* Begin *

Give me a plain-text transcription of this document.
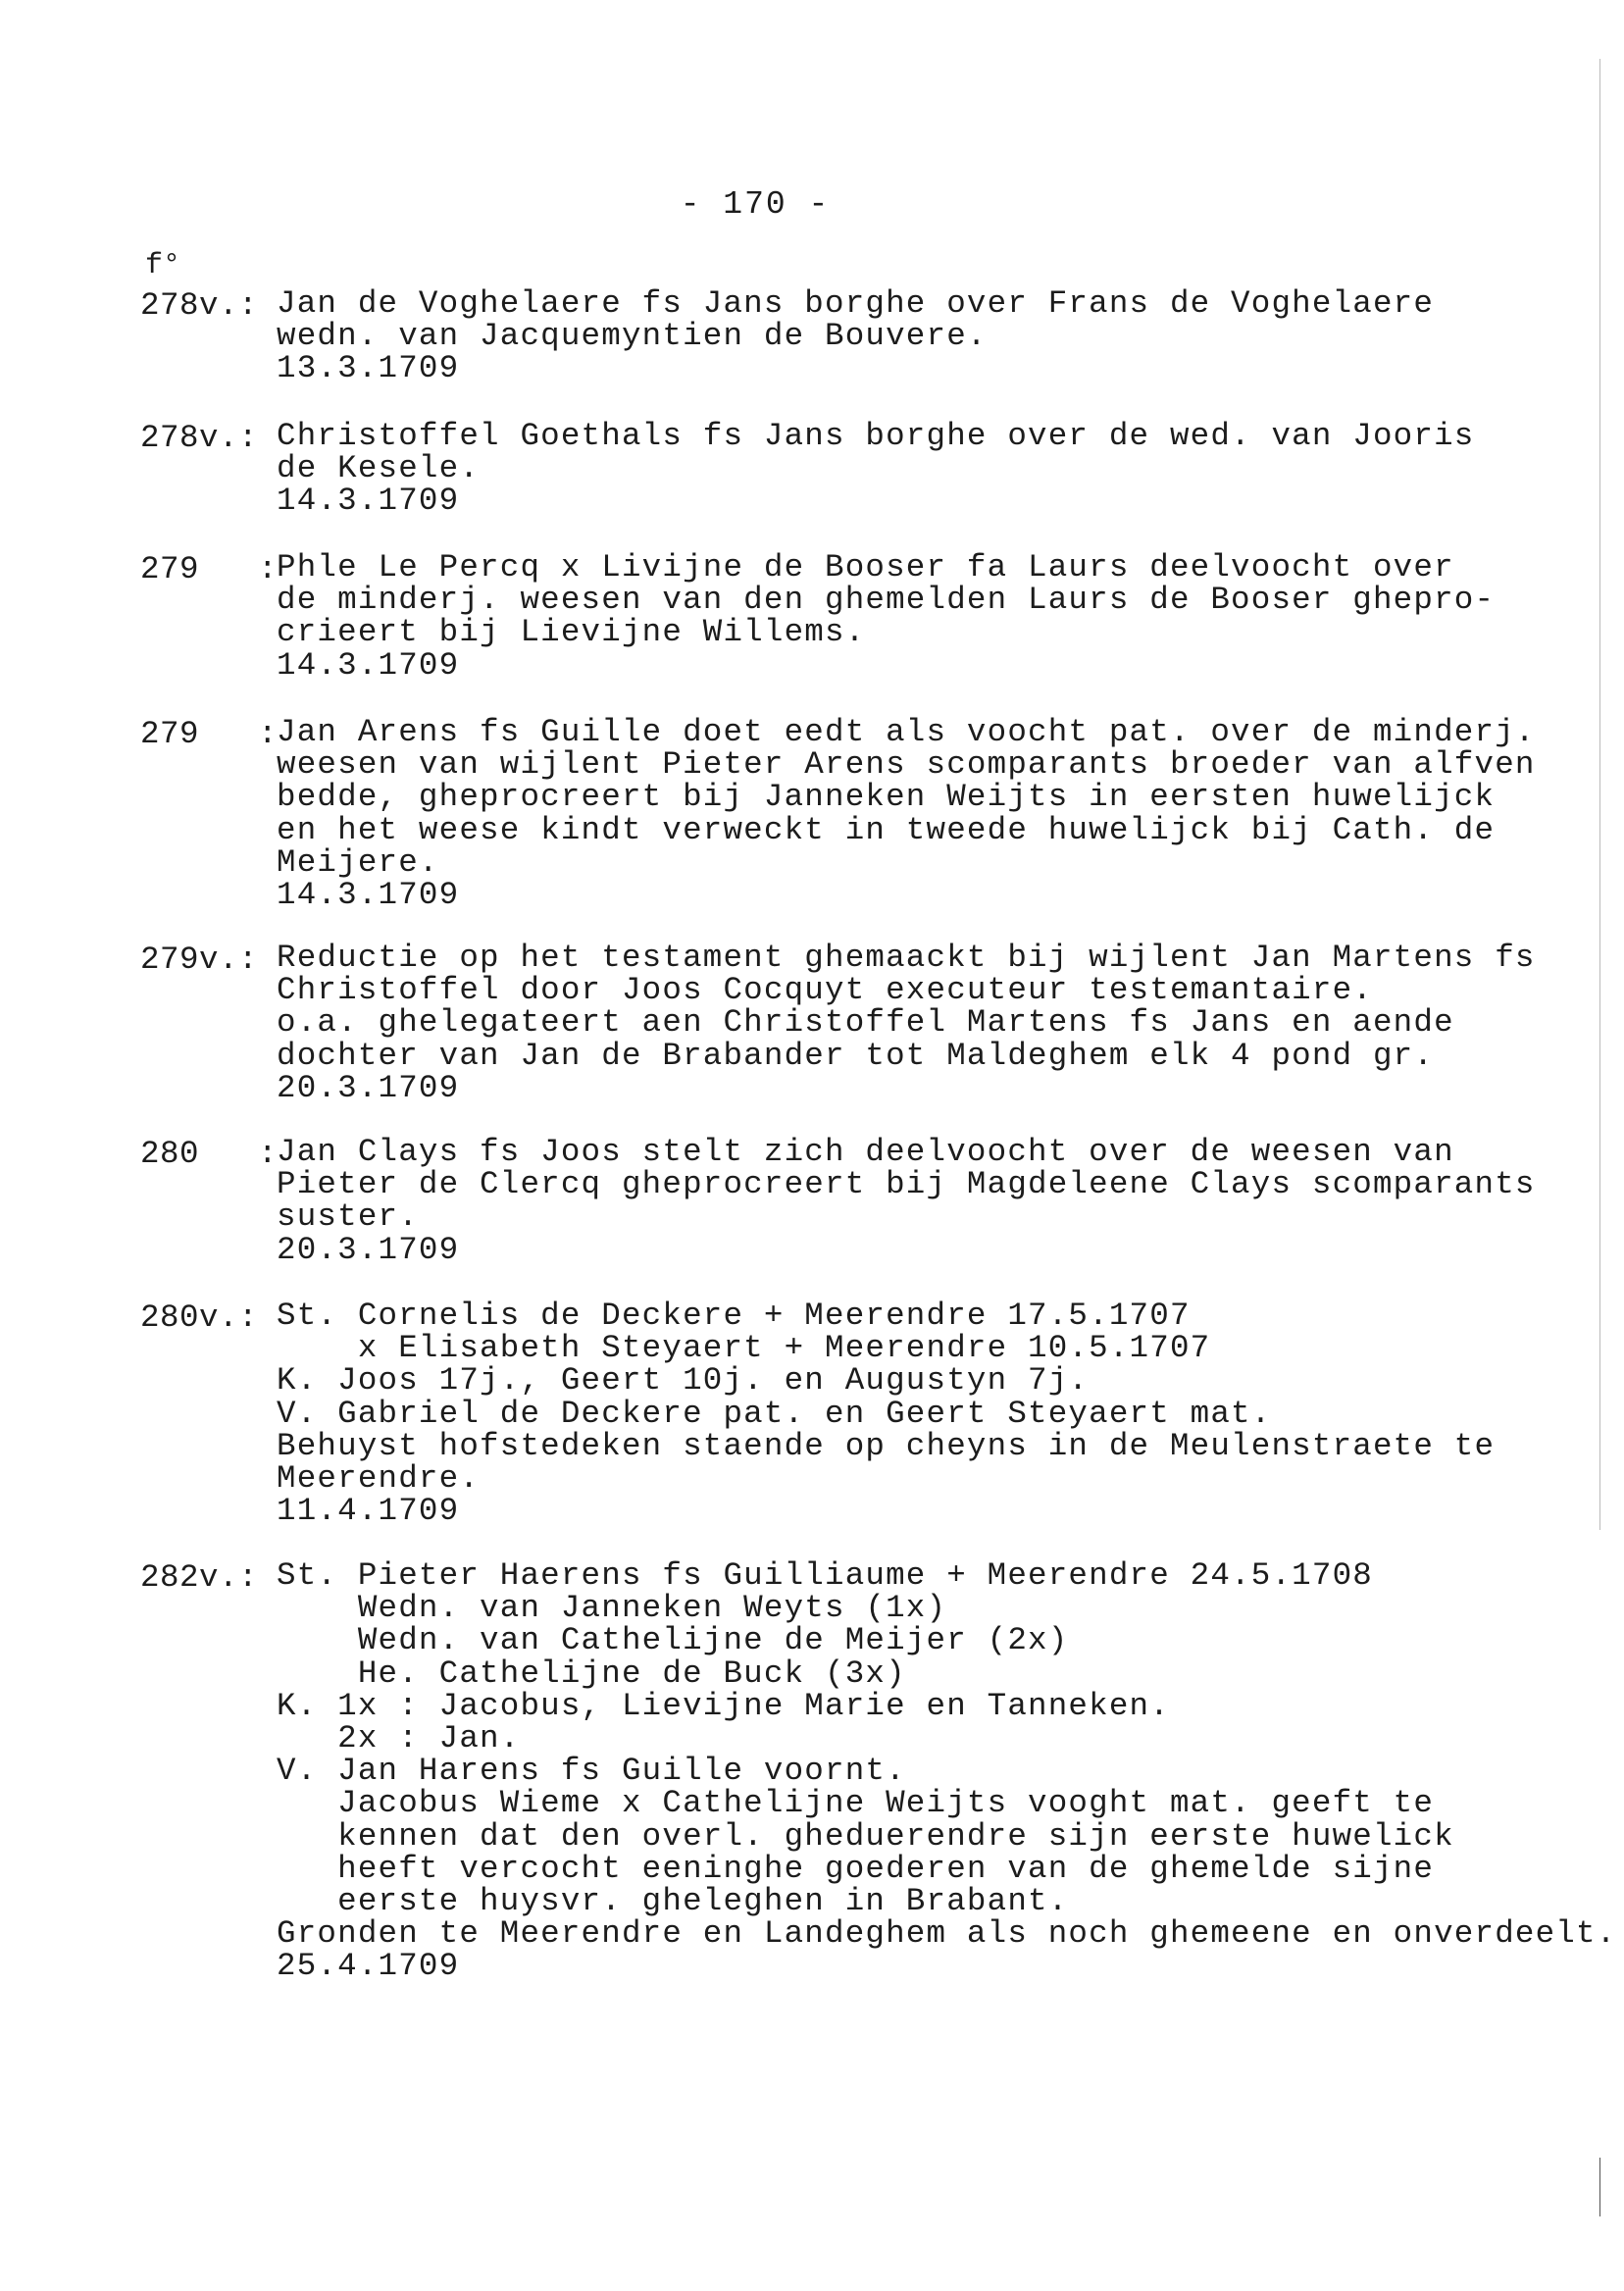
- 170 -
f°
278v.: Jan de Voghelaere fs Jans borghe over Frans de Voghelaere
wedn. van Jacquemyntien de Bouvere.
13.3.1709
278v.: Christoffel Goethals fs Jans borghe over de wed. van Jooris
de Kesele.
14.3.1709
279   :
Phle Le Percq x Livijne de Booser fa Laurs deelvoocht over
de minderj. weesen van den ghemelden Laurs de Booser ghepro-
crieert bij Lievijne Willems.
14.3.1709
279   :
Jan Arens fs Guille doet eedt als voocht pat. over de minderj.
weesen van wijlent Pieter Arens scomparants broeder van alfven
bedde, gheprocreert bij Janneken Weijts in eersten huwelijck
en het weese kindt verweckt in tweede huwelijck bij Cath. de
Meijere.
14.3.1709
279v.: Reductie op het testament ghemaackt bij wijlent Jan Martens fs
Christoffel door Joos Cocquyt executeur testemantaire.
o.a. ghelegateert aen Christoffel Martens fs Jans en aende
dochter van Jan de Brabander tot Maldeghem elk 4 pond gr.
20.3.1709
280   :
Jan Clays fs Joos stelt zich deelvoocht over de weesen van
Pieter de Clercq gheprocreert bij Magdeleene Clays scomparants
suster.
20.3.1709
280v.: St. Cornelis de Deckere + Meerendre 17.5.1707
x Elisabeth Steyaert + Meerendre 10.5.1707
K. Joos 17j., Geert 10j. en Augustyn 7j.
V. Gabriel de Deckere pat. en Geert Steyaert mat.
Behuyst hofstedeken staende op cheyns in de Meulenstraete te
Meerendre.
11.4.1709
282v.: St. Pieter Haerens fs Guilliaume + Meerendre 24.5.1708
Wedn. van Janneken Weyts (1x)
Wedn. van Cathelijne de Meijer (2x)
He. Cathelijne de Buck (3x)
K. 1x : Jacobus, Lievijne Marie en Tanneken.
2x : Jan.
V. Jan Harens fs Guille voornt.
Jacobus Wieme x Cathelijne Weijts vooght mat. geeft te
kennen dat den overl. gheduerendre sijn eerste huwelick
heeft vercocht eeninghe goederen van de ghemelde sijne
eerste huysvr. gheleghen in Brabant.
Gronden te Meerendre en Landeghem als noch ghemeene en onverdeelt.
25.4.1709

* End *

▸ TASK DESCRIPTION
Find every line containing the word "borghe", then give the total and nothing more.

▸ THE REPLY
2